[PROBLEM DETAILS] Without the pictures, copy all the entries below exactly.

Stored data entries

--- begin ---

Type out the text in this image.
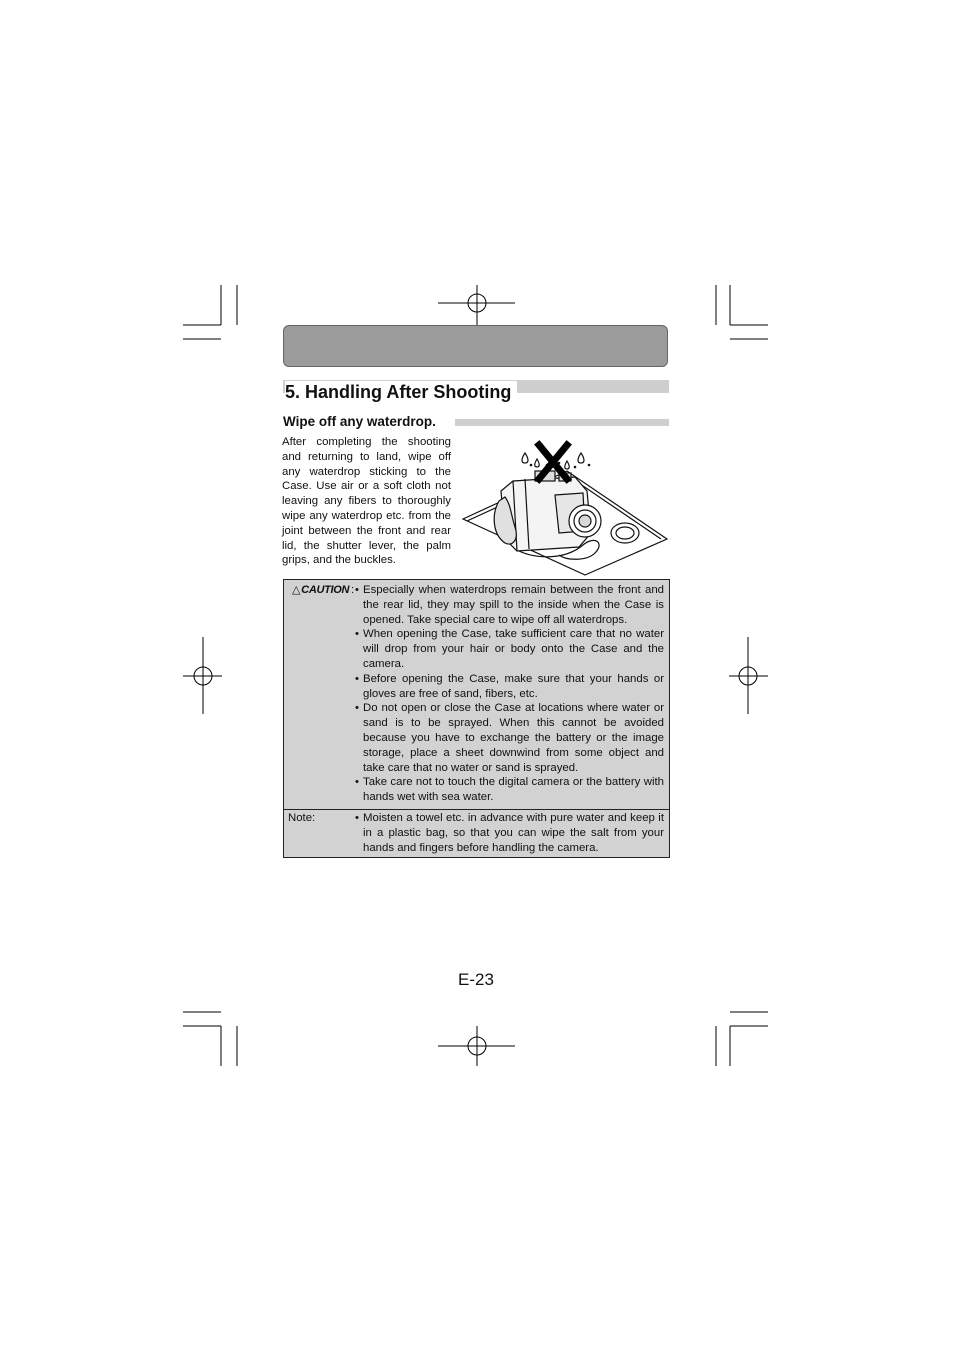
5. Handling After Shooting
Wipe off any waterdrop.

After completing the shooting and returning to land, wipe off any waterdrop sticking to the Case. Use air or a soft cloth not leaving any fibers to thoroughly wipe any waterdrop etc. from the joint between the front and rear lid, the shutter lever, the palm grips, and the buckles.

△CAUTION : • Especially when waterdrops remain between the front and the rear lid, they may spill to the inside when the Case is opened. Take special care to wipe off all waterdrops.
• When opening the Case, take sufficient care that no water will drop from your hair or body onto the Case and the camera.
• Before opening the Case, make sure that your hands or gloves are free of sand, fibers, etc.
• Do not open or close the Case at locations where water or sand is to be sprayed. When this cannot be avoided because you have to exchange the battery or the image storage, place a sheet downwind from some object and take care that no water or sand is sprayed.
• Take care not to touch the digital camera or the battery with hands wet with sea water.
Note:	• Moisten a towel etc. in advance with pure water and keep it in a plastic bag, so that you can wipe the salt from your hands and fingers before handling the camera.
E-23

--- end ---

[THE OUTPUT]
Type out the text in this image.
5. Handling After Shooting
Wipe off any waterdrop.

After completing the shooting and returning to land, wipe off any waterdrop sticking to the Case. Use air or a soft cloth not leaving any fibers to thoroughly wipe any waterdrop etc. from the joint between the front and rear lid, the shutter lever, the palm grips, and the buckles.

△CAUTION : • Especially when waterdrops remain between the front and the rear lid, they may spill to the inside when the Case is opened. Take special care to wipe off all waterdrops.
• When opening the Case, take sufficient care that no water will drop from your hair or body onto the Case and the camera.
• Before opening the Case, make sure that your hands or gloves are free of sand, fibers, etc.
• Do not open or close the Case at locations where water or sand is to be sprayed. When this cannot be avoided because you have to exchange the battery or the image storage, place a sheet downwind from some object and take care that no water or sand is sprayed.
• Take care not to touch the digital camera or the battery with hands wet with sea water.
Note:	• Moisten a towel etc. in advance with pure water and keep it in a plastic bag, so that you can wipe the salt from your hands and fingers before handling the camera.
E-23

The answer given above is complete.